··· GIVEN INFORMATION

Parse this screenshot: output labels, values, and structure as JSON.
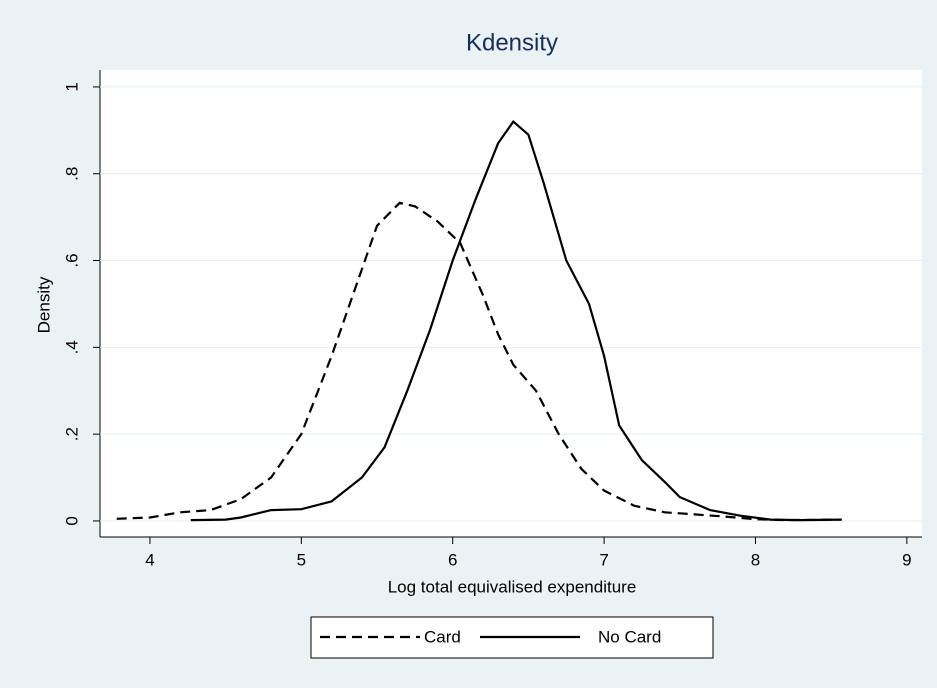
{
  "chart_data": {
    "type": "line",
    "title": "Kdensity",
    "x_label": "Log total equivalised expenditure",
    "y_label": "Density",
    "xlim": [
      3.67,
      9.1
    ],
    "ylim": [
      -0.037,
      1.039
    ],
    "xticks": [
      4,
      5,
      6,
      7,
      8,
      9
    ],
    "yticks": [
      0,
      {
        "value": 0.2,
        "label": ".2"
      },
      {
        "value": 0.4,
        "label": ".4"
      },
      {
        "value": 0.6,
        "label": ".6"
      },
      {
        "value": 0.8,
        "label": ".8"
      },
      1
    ],
    "grid": true,
    "legend": "bottom",
    "series": [
      {
        "name": "Card",
        "color": "#000000",
        "dash": "dashed",
        "x": [
          3.78,
          4.0,
          4.2,
          4.4,
          4.6,
          4.8,
          5.0,
          5.2,
          5.4,
          5.5,
          5.65,
          5.75,
          5.9,
          6.05,
          6.2,
          6.3,
          6.4,
          6.55,
          6.7,
          6.85,
          7.0,
          7.2,
          7.4,
          7.6,
          7.8,
          8.0,
          8.2,
          8.55
        ],
        "values": [
          0.005,
          0.008,
          0.02,
          0.025,
          0.05,
          0.1,
          0.2,
          0.38,
          0.58,
          0.68,
          0.733,
          0.725,
          0.69,
          0.64,
          0.52,
          0.43,
          0.36,
          0.3,
          0.2,
          0.12,
          0.07,
          0.035,
          0.02,
          0.015,
          0.01,
          0.004,
          0.002,
          0.003
        ]
      },
      {
        "name": "No Card",
        "color": "#000000",
        "dash": "solid",
        "x": [
          4.27,
          4.5,
          4.6,
          4.8,
          5.0,
          5.2,
          5.4,
          5.55,
          5.7,
          5.85,
          6.0,
          6.15,
          6.3,
          6.4,
          6.5,
          6.6,
          6.75,
          6.9,
          7.0,
          7.1,
          7.25,
          7.4,
          7.5,
          7.7,
          7.9,
          8.1,
          8.3,
          8.57
        ],
        "values": [
          0.002,
          0.003,
          0.008,
          0.025,
          0.027,
          0.045,
          0.1,
          0.17,
          0.3,
          0.44,
          0.6,
          0.74,
          0.87,
          0.92,
          0.89,
          0.78,
          0.6,
          0.5,
          0.38,
          0.22,
          0.14,
          0.09,
          0.055,
          0.025,
          0.012,
          0.003,
          0.002,
          0.003
        ]
      }
    ]
  }
}
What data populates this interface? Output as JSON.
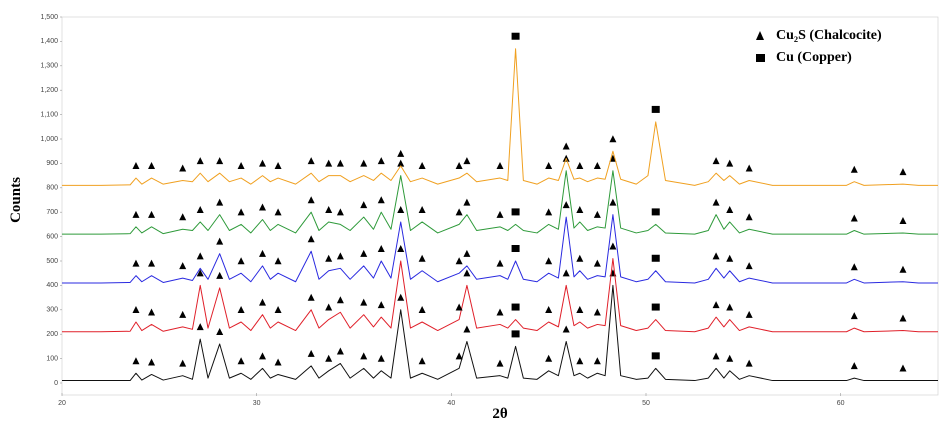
{
  "chart_data": {
    "type": "line",
    "x_label": "2θ",
    "y_label": "Counts",
    "xlim": [
      20,
      65
    ],
    "ylim": [
      0,
      1500
    ],
    "xticks": [
      20,
      30,
      40,
      50,
      60
    ],
    "yticks": [
      0,
      100,
      200,
      300,
      400,
      500,
      600,
      700,
      800,
      900,
      {
        "value": 1000,
        "label": "1,000"
      },
      {
        "value": 1100,
        "label": "1,100"
      },
      {
        "value": 1200,
        "label": "1,200"
      },
      {
        "value": 1300,
        "label": "1,300"
      },
      {
        "value": 1400,
        "label": "1,400"
      },
      {
        "value": 1500,
        "label": "1,500"
      }
    ],
    "legend_position": "upper right",
    "legend": [
      {
        "label": "Cu₂S (Chalcocite)",
        "marker": "triangle",
        "peaks": [
          23.8,
          24.6,
          26.2,
          27.1,
          28.1,
          29.2,
          30.3,
          31.1,
          32.8,
          33.7,
          34.3,
          35.5,
          36.4,
          37.4,
          38.5,
          40.4,
          40.8,
          42.5,
          45.0,
          45.9,
          46.6,
          47.5,
          48.3,
          53.6,
          54.3,
          55.3,
          60.7,
          63.2
        ]
      },
      {
        "label": "Cu (Copper)",
        "marker": "square",
        "peaks": [
          43.3,
          50.5
        ]
      }
    ],
    "x": [
      20,
      22,
      23.5,
      23.8,
      24.1,
      24.6,
      25.2,
      26.2,
      26.7,
      27.1,
      27.5,
      28.1,
      28.6,
      29.2,
      29.7,
      30.3,
      30.7,
      31.1,
      32.0,
      32.8,
      33.2,
      33.7,
      34.3,
      34.8,
      35.5,
      36.0,
      36.4,
      36.9,
      37.4,
      37.9,
      38.5,
      39.3,
      40.4,
      40.8,
      41.3,
      42.5,
      42.9,
      43.3,
      43.7,
      44.4,
      45.0,
      45.5,
      45.9,
      46.3,
      46.6,
      47.0,
      47.5,
      47.9,
      48.3,
      48.7,
      49.5,
      50.1,
      50.5,
      51.0,
      52.5,
      53.2,
      53.6,
      54.0,
      54.3,
      54.8,
      55.3,
      56.5,
      58.5,
      60.3,
      60.7,
      61.2,
      63.2,
      64.0,
      65
    ],
    "series": [
      {
        "color": "#111111",
        "values": [
          10,
          10,
          10,
          40,
          12,
          35,
          12,
          30,
          15,
          180,
          20,
          160,
          20,
          40,
          15,
          60,
          20,
          35,
          15,
          70,
          20,
          50,
          80,
          20,
          60,
          20,
          50,
          20,
          300,
          20,
          40,
          15,
          60,
          170,
          20,
          30,
          20,
          150,
          20,
          15,
          50,
          30,
          170,
          30,
          40,
          20,
          40,
          30,
          400,
          30,
          15,
          20,
          60,
          15,
          10,
          20,
          60,
          20,
          50,
          15,
          30,
          10,
          10,
          10,
          20,
          10,
          10,
          10,
          10
        ]
      },
      {
        "color": "#e0202a",
        "values": [
          210,
          210,
          212,
          250,
          215,
          240,
          212,
          230,
          220,
          400,
          225,
          390,
          225,
          250,
          215,
          280,
          225,
          250,
          215,
          300,
          225,
          260,
          290,
          225,
          280,
          230,
          270,
          225,
          500,
          225,
          250,
          215,
          260,
          400,
          225,
          240,
          225,
          260,
          225,
          215,
          250,
          230,
          400,
          235,
          250,
          225,
          240,
          235,
          510,
          235,
          215,
          225,
          260,
          215,
          210,
          225,
          270,
          230,
          260,
          215,
          230,
          210,
          210,
          210,
          225,
          210,
          215,
          210,
          210
        ]
      },
      {
        "color": "#2a2ae0",
        "values": [
          410,
          410,
          412,
          440,
          415,
          440,
          412,
          430,
          420,
          470,
          425,
          530,
          425,
          450,
          415,
          480,
          425,
          450,
          415,
          540,
          425,
          460,
          470,
          425,
          480,
          430,
          500,
          430,
          660,
          425,
          460,
          415,
          450,
          480,
          425,
          440,
          425,
          500,
          425,
          415,
          450,
          430,
          680,
          435,
          460,
          425,
          440,
          435,
          690,
          435,
          415,
          425,
          460,
          415,
          410,
          425,
          470,
          430,
          460,
          415,
          430,
          410,
          410,
          410,
          425,
          410,
          415,
          410,
          410
        ]
      },
      {
        "color": "#2e9a3a",
        "values": [
          610,
          610,
          612,
          640,
          615,
          640,
          612,
          630,
          625,
          660,
          625,
          690,
          625,
          650,
          615,
          670,
          625,
          650,
          615,
          700,
          625,
          660,
          650,
          625,
          680,
          630,
          700,
          630,
          850,
          625,
          660,
          615,
          650,
          690,
          625,
          640,
          625,
          650,
          625,
          615,
          650,
          630,
          870,
          635,
          660,
          625,
          640,
          635,
          870,
          635,
          615,
          625,
          650,
          615,
          610,
          625,
          690,
          630,
          660,
          615,
          630,
          610,
          610,
          610,
          625,
          610,
          615,
          610,
          610
        ]
      },
      {
        "color": "#f0a020",
        "values": [
          810,
          810,
          812,
          840,
          815,
          840,
          815,
          830,
          825,
          860,
          825,
          860,
          825,
          840,
          815,
          850,
          825,
          840,
          815,
          860,
          825,
          850,
          850,
          825,
          850,
          830,
          860,
          830,
          890,
          825,
          840,
          815,
          840,
          860,
          825,
          840,
          830,
          1370,
          830,
          815,
          840,
          830,
          920,
          835,
          840,
          825,
          840,
          835,
          950,
          835,
          815,
          850,
          1070,
          830,
          810,
          825,
          860,
          830,
          850,
          815,
          830,
          810,
          810,
          810,
          825,
          810,
          815,
          810,
          810
        ]
      }
    ]
  }
}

······

§ EXERCISE: Using the listing above, work out how many of its lines include "color", and give only the result.

§ REPLY TO THE TASK: 7